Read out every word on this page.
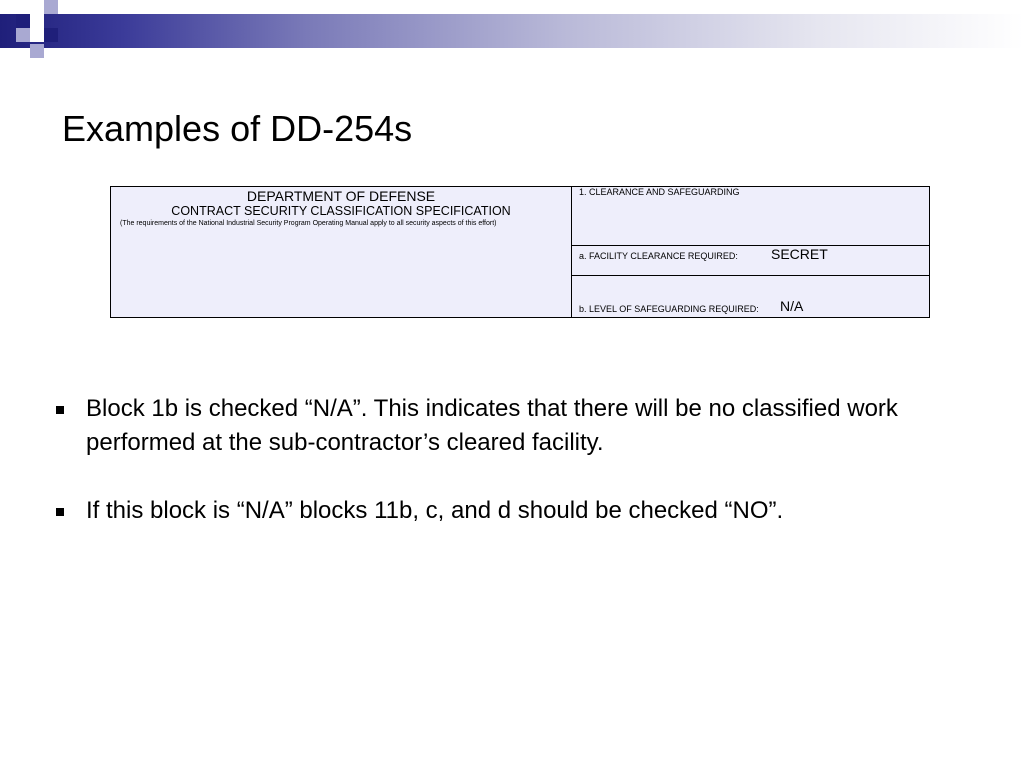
Examples of DD-254s
DEPARTMENT OF DEFENSE
CONTRACT SECURITY CLASSIFICATION SPECIFICATION
(The requirements of the National Industrial Security Program Operating Manual apply to all security aspects of this effort)
1. CLEARANCE AND SAFEGUARDING
a. FACILITY CLEARANCE REQUIRED: SECRET
b. LEVEL OF SAFEGUARDING REQUIRED: N/A
Block 1b is checked “N/A”. This indicates that there will be no classified work performed at the sub-contractor’s cleared facility.
If this block is “N/A” blocks 11b, c, and d should be checked “NO”.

- - - - -

▶ **What the exercise asks**
Reproduce the records verbatim, omitting all images they contain.

▶ **Written solution**
Read out every word on this page.
Examples of DD-254s
DEPARTMENT OF DEFENSE
CONTRACT SECURITY CLASSIFICATION SPECIFICATION
(The requirements of the National Industrial Security Program Operating Manual apply to all security aspects of this effort)
1. CLEARANCE AND SAFEGUARDING
a. FACILITY CLEARANCE REQUIRED: SECRET
b. LEVEL OF SAFEGUARDING REQUIRED: N/A
Block 1b is checked “N/A”. This indicates that there will be no classified work performed at the sub-contractor’s cleared facility.
If this block is “N/A” blocks 11b, c, and d should be checked “NO”.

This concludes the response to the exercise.